* start PROVIDED DATA *

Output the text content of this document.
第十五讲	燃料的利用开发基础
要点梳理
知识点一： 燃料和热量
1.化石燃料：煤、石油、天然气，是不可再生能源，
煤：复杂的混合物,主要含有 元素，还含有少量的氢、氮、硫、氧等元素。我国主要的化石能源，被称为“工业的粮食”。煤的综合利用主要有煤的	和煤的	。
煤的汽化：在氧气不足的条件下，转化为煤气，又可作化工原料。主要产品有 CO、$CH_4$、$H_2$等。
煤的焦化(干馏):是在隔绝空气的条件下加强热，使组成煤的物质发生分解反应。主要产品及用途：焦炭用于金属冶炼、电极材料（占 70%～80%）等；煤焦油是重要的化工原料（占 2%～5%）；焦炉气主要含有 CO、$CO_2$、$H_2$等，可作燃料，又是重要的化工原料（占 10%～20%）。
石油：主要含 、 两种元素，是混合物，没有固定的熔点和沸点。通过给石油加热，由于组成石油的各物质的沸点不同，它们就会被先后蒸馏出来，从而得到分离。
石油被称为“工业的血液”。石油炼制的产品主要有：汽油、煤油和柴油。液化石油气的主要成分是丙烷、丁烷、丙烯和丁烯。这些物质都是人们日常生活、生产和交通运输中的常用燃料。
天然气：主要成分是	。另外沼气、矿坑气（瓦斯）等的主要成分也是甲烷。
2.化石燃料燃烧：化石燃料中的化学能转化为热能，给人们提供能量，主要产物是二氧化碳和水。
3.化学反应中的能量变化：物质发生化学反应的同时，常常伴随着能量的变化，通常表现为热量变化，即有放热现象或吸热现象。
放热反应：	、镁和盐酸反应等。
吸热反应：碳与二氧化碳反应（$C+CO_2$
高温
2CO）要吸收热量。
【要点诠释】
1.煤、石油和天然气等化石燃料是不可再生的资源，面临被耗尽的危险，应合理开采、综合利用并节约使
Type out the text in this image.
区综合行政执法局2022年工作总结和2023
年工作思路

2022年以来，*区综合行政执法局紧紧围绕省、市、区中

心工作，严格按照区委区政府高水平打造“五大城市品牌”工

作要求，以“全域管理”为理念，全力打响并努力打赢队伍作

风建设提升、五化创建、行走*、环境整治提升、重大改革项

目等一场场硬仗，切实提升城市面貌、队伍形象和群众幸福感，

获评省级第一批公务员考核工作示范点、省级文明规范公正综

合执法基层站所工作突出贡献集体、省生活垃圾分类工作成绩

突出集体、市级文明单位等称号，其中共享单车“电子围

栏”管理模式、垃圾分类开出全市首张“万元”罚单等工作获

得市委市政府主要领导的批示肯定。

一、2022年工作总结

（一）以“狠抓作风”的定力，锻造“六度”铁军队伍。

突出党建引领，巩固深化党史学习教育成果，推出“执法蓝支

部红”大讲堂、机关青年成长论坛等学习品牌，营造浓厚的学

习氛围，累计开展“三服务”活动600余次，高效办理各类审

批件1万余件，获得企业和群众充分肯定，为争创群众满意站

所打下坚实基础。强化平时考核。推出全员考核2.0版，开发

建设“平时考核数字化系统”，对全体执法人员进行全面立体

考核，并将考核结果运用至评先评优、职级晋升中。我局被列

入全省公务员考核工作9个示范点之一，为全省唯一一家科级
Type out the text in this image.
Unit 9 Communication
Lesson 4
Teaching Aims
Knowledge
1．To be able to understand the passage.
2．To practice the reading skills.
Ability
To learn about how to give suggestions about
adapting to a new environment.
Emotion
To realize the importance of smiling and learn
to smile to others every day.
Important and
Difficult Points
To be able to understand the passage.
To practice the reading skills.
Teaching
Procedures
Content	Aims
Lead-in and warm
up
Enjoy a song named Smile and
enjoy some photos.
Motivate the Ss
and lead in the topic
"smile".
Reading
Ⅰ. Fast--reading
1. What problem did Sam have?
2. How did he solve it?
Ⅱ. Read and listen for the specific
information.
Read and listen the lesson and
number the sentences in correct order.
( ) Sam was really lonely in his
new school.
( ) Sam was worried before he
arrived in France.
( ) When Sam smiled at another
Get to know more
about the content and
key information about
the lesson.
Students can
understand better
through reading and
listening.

* end PROVIDED DATA *

TASK OBJECTIVE = The listing above must be transcribed exactly, line by line.

EXERCISE RESPONSE =
Output the text content of this document.
第十五讲	燃料的利用开发基础
要点梳理
知识点一： 燃料和热量
1.化石燃料：煤、石油、天然气，是不可再生能源，
煤：复杂的混合物,主要含有 元素，还含有少量的氢、氮、硫、氧等元素。我国主要的化石能源，被称为“工业的粮食”。煤的综合利用主要有煤的	和煤的	。
煤的汽化：在氧气不足的条件下，转化为煤气，又可作化工原料。主要产品有 CO、$CH_4$、$H_2$等。
煤的焦化(干馏):是在隔绝空气的条件下加强热，使组成煤的物质发生分解反应。主要产品及用途：焦炭用于金属冶炼、电极材料（占 70%～80%）等；煤焦油是重要的化工原料（占 2%～5%）；焦炉气主要含有 CO、$CO_2$、$H_2$等，可作燃料，又是重要的化工原料（占 10%～20%）。
石油：主要含 、 两种元素，是混合物，没有固定的熔点和沸点。通过给石油加热，由于组成石油的各物质的沸点不同，它们就会被先后蒸馏出来，从而得到分离。
石油被称为“工业的血液”。石油炼制的产品主要有：汽油、煤油和柴油。液化石油气的主要成分是丙烷、丁烷、丙烯和丁烯。这些物质都是人们日常生活、生产和交通运输中的常用燃料。
天然气：主要成分是	。另外沼气、矿坑气（瓦斯）等的主要成分也是甲烷。
2.化石燃料燃烧：化石燃料中的化学能转化为热能，给人们提供能量，主要产物是二氧化碳和水。
3.化学反应中的能量变化：物质发生化学反应的同时，常常伴随着能量的变化，通常表现为热量变化，即有放热现象或吸热现象。
放热反应：	、镁和盐酸反应等。
吸热反应：碳与二氧化碳反应（$C+CO_2$
高温
2CO）要吸收热量。
【要点诠释】
1.煤、石油和天然气等化石燃料是不可再生的资源，面临被耗尽的危险，应合理开采、综合利用并节约使
Type out the text in this image.
区综合行政执法局2022年工作总结和2023
年工作思路

2022年以来，*区综合行政执法局紧紧围绕省、市、区中

心工作，严格按照区委区政府高水平打造“五大城市品牌”工

作要求，以“全域管理”为理念，全力打响并努力打赢队伍作

风建设提升、五化创建、行走*、环境整治提升、重大改革项

目等一场场硬仗，切实提升城市面貌、队伍形象和群众幸福感，

获评省级第一批公务员考核工作示范点、省级文明规范公正综

合执法基层站所工作突出贡献集体、省生活垃圾分类工作成绩

突出集体、市级文明单位等称号，其中共享单车“电子围

栏”管理模式、垃圾分类开出全市首张“万元”罚单等工作获

得市委市政府主要领导的批示肯定。

一、2022年工作总结

（一）以“狠抓作风”的定力，锻造“六度”铁军队伍。

突出党建引领，巩固深化党史学习教育成果，推出“执法蓝支

部红”大讲堂、机关青年成长论坛等学习品牌，营造浓厚的学

习氛围，累计开展“三服务”活动600余次，高效办理各类审

批件1万余件，获得企业和群众充分肯定，为争创群众满意站

所打下坚实基础。强化平时考核。推出全员考核2.0版，开发

建设“平时考核数字化系统”，对全体执法人员进行全面立体

考核，并将考核结果运用至评先评优、职级晋升中。我局被列

入全省公务员考核工作9个示范点之一，为全省唯一一家科级
Type out the text in this image.
Unit 9 Communication
Lesson 4
Teaching Aims
Knowledge
1．To be able to understand the passage.
2．To practice the reading skills.
Ability
To learn about how to give suggestions about
adapting to a new environment.
Emotion
To realize the importance of smiling and learn
to smile to others every day.
Important and
Difficult Points
To be able to understand the passage.
To practice the reading skills.
Teaching
Procedures
Content	Aims
Lead-in and warm
up
Enjoy a song named Smile and
enjoy some photos.
Motivate the Ss
and lead in the topic
"smile".
Reading
Ⅰ. Fast--reading
1. What problem did Sam have?
2. How did he solve it?
Ⅱ. Read and listen for the specific
information.
Read and listen the lesson and
number the sentences in correct order.
( ) Sam was really lonely in his
new school.
( ) Sam was worried before he
arrived in France.
( ) When Sam smiled at another
Get to know more
about the content and
key information about
the lesson.
Students can
understand better
through reading and
listening.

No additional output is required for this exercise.